Exercise description: Reproduce every one of the items below verbatim, keeping their order and wording unchanged.

Provided data:
— Begin —

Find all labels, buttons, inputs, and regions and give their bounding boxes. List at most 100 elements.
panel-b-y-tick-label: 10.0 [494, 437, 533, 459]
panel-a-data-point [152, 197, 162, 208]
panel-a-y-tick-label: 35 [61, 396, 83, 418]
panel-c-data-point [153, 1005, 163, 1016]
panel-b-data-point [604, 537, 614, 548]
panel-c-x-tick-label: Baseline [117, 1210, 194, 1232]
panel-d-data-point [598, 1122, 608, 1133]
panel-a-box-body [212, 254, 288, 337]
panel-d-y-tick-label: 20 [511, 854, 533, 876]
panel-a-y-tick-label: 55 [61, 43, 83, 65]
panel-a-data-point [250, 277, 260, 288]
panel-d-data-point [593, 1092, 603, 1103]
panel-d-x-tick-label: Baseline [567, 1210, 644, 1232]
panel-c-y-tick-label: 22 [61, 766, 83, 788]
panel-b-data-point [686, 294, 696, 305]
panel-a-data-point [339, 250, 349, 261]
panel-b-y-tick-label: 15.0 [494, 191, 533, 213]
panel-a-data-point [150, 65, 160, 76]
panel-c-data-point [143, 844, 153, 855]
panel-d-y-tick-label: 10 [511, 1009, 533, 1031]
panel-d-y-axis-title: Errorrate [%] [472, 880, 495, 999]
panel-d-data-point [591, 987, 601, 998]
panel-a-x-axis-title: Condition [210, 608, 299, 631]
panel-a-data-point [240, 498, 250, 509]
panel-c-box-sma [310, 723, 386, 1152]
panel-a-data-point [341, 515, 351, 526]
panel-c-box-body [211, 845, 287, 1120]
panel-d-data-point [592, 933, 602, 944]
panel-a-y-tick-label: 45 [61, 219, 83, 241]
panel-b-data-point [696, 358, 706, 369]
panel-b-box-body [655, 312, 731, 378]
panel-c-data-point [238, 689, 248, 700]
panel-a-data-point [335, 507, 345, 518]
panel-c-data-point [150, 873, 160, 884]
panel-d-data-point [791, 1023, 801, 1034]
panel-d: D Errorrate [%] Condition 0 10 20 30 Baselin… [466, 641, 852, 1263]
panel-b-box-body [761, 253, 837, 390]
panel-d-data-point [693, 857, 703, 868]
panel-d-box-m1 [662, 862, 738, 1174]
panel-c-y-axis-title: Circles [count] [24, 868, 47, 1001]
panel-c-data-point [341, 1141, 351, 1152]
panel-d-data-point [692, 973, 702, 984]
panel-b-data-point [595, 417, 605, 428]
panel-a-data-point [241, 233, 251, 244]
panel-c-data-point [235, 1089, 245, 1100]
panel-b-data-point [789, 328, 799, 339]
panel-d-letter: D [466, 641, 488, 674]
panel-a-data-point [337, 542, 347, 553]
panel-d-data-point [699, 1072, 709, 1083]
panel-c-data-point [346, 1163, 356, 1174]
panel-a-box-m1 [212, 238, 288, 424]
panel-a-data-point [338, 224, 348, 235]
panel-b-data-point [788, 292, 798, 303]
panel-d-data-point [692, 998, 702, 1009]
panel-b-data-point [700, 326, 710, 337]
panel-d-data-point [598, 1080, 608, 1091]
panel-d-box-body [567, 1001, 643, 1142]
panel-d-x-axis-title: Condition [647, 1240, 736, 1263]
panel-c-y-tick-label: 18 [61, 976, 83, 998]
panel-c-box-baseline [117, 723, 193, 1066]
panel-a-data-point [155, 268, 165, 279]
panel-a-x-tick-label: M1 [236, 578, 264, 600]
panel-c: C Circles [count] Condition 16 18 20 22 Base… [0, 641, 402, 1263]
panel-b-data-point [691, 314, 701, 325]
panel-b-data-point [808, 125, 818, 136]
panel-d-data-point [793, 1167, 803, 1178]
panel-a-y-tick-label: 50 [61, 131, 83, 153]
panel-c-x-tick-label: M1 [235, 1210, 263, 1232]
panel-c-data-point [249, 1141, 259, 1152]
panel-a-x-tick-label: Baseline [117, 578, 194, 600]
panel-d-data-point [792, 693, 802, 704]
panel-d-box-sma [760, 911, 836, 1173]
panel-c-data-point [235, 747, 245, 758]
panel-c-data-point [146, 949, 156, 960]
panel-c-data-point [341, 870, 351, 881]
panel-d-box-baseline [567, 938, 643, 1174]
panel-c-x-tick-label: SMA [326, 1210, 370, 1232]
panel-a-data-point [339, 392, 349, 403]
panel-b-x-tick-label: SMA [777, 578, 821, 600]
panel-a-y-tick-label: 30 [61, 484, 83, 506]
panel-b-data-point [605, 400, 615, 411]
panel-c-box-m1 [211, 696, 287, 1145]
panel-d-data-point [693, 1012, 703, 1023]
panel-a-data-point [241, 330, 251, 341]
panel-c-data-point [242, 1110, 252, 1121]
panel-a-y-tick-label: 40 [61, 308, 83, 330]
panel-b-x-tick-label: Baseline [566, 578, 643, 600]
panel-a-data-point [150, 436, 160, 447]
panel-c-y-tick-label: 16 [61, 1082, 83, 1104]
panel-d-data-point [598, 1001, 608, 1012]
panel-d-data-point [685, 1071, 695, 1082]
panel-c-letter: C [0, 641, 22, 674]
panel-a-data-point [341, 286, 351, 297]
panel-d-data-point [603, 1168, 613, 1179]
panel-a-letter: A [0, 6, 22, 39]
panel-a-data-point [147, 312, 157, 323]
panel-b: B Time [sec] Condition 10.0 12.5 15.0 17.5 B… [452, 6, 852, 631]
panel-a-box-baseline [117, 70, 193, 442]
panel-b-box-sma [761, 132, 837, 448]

— End —

Answer:
Find all labels, buttons, inputs, and regions and give their bounding boxes. List at most 100 elements.
panel-b-y-tick-label: 10.0 [494, 437, 533, 459]
panel-a-data-point [152, 197, 162, 208]
panel-a-y-tick-label: 35 [61, 396, 83, 418]
panel-c-data-point [153, 1005, 163, 1016]
panel-b-data-point [604, 537, 614, 548]
panel-c-x-tick-label: Baseline [117, 1210, 194, 1232]
panel-d-data-point [598, 1122, 608, 1133]
panel-a-box-body [212, 254, 288, 337]
panel-d-y-tick-label: 20 [511, 854, 533, 876]
panel-a-y-tick-label: 55 [61, 43, 83, 65]
panel-a-data-point [250, 277, 260, 288]
panel-d-data-point [593, 1092, 603, 1103]
panel-d-x-tick-label: Baseline [567, 1210, 644, 1232]
panel-c-y-tick-label: 22 [61, 766, 83, 788]
panel-b-data-point [686, 294, 696, 305]
panel-a-data-point [339, 250, 349, 261]
panel-b-y-tick-label: 15.0 [494, 191, 533, 213]
panel-a-data-point [150, 65, 160, 76]
panel-c-data-point [143, 844, 153, 855]
panel-d-y-tick-label: 10 [511, 1009, 533, 1031]
panel-d-y-axis-title: Errorrate [%] [472, 880, 495, 999]
panel-d-data-point [591, 987, 601, 998]
panel-a-x-axis-title: Condition [210, 608, 299, 631]
panel-a-data-point [240, 498, 250, 509]
panel-c-box-sma [310, 723, 386, 1152]
panel-a-data-point [341, 515, 351, 526]
panel-c-box-body [211, 845, 287, 1120]
panel-d-data-point [592, 933, 602, 944]
panel-a-y-tick-label: 45 [61, 219, 83, 241]
panel-b-data-point [696, 358, 706, 369]
panel-b-box-body [655, 312, 731, 378]
panel-c-data-point [238, 689, 248, 700]
panel-a-data-point [335, 507, 345, 518]
panel-c-data-point [150, 873, 160, 884]
panel-d-data-point [791, 1023, 801, 1034]
panel-d: D Errorrate [%] Condition 0 10 20 30 Baselin… [466, 641, 852, 1263]
panel-b-box-body [761, 253, 837, 390]
panel-d-data-point [693, 857, 703, 868]
panel-d-box-m1 [662, 862, 738, 1174]
panel-c-y-axis-title: Circles [count] [24, 868, 47, 1001]
panel-c-data-point [341, 1141, 351, 1152]
panel-d-data-point [692, 973, 702, 984]
panel-b-data-point [595, 417, 605, 428]
panel-a-data-point [241, 233, 251, 244]
panel-c-data-point [235, 1089, 245, 1100]
panel-b-data-point [789, 328, 799, 339]
panel-d-letter: D [466, 641, 488, 674]
panel-a-data-point [337, 542, 347, 553]
panel-d-data-point [699, 1072, 709, 1083]
panel-c-data-point [346, 1163, 356, 1174]
panel-a-box-m1 [212, 238, 288, 424]
panel-a-data-point [338, 224, 348, 235]
panel-b-data-point [788, 292, 798, 303]
panel-d-data-point [692, 998, 702, 1009]
panel-b-data-point [700, 326, 710, 337]
panel-d-data-point [598, 1080, 608, 1091]
panel-d-box-body [567, 1001, 643, 1142]
panel-d-x-axis-title: Condition [647, 1240, 736, 1263]
panel-c-y-tick-label: 18 [61, 976, 83, 998]
panel-c-box-baseline [117, 723, 193, 1066]
panel-a-data-point [155, 268, 165, 279]
panel-a-x-tick-label: M1 [236, 578, 264, 600]
panel-c: C Circles [count] Condition 16 18 20 22 Base… [0, 641, 402, 1263]
panel-b-data-point [691, 314, 701, 325]
panel-b-data-point [808, 125, 818, 136]
panel-d-data-point [793, 1167, 803, 1178]
panel-a-y-tick-label: 50 [61, 131, 83, 153]
panel-c-x-tick-label: M1 [235, 1210, 263, 1232]
panel-c-data-point [249, 1141, 259, 1152]
panel-a-x-tick-label: Baseline [117, 578, 194, 600]
panel-d-data-point [792, 693, 802, 704]
panel-d-box-sma [760, 911, 836, 1173]
panel-c-data-point [235, 747, 245, 758]
panel-c-data-point [146, 949, 156, 960]
panel-c-data-point [341, 870, 351, 881]
panel-d-box-baseline [567, 938, 643, 1174]
panel-c-x-tick-label: SMA [326, 1210, 370, 1232]
panel-a-data-point [339, 392, 349, 403]
panel-b-x-tick-label: SMA [777, 578, 821, 600]
panel-a-y-tick-label: 30 [61, 484, 83, 506]
panel-b-data-point [605, 400, 615, 411]
panel-c-box-m1 [211, 696, 287, 1145]
panel-d-data-point [693, 1012, 703, 1023]
panel-a-data-point [241, 330, 251, 341]
panel-c-data-point [242, 1110, 252, 1121]
panel-a-y-tick-label: 40 [61, 308, 83, 330]
panel-b-x-tick-label: Baseline [566, 578, 643, 600]
panel-a-data-point [150, 436, 160, 447]
panel-c-y-tick-label: 16 [61, 1082, 83, 1104]
panel-d-data-point [598, 1001, 608, 1012]
panel-d-data-point [685, 1071, 695, 1082]
panel-c-letter: C [0, 641, 22, 674]
panel-a-data-point [341, 286, 351, 297]
panel-d-data-point [603, 1168, 613, 1179]
panel-a-letter: A [0, 6, 22, 39]
panel-a-data-point [147, 312, 157, 323]
panel-b: B Time [sec] Condition 10.0 12.5 15.0 17.5 B… [452, 6, 852, 631]
panel-a-box-baseline [117, 70, 193, 442]
panel-b-box-sma [761, 132, 837, 448]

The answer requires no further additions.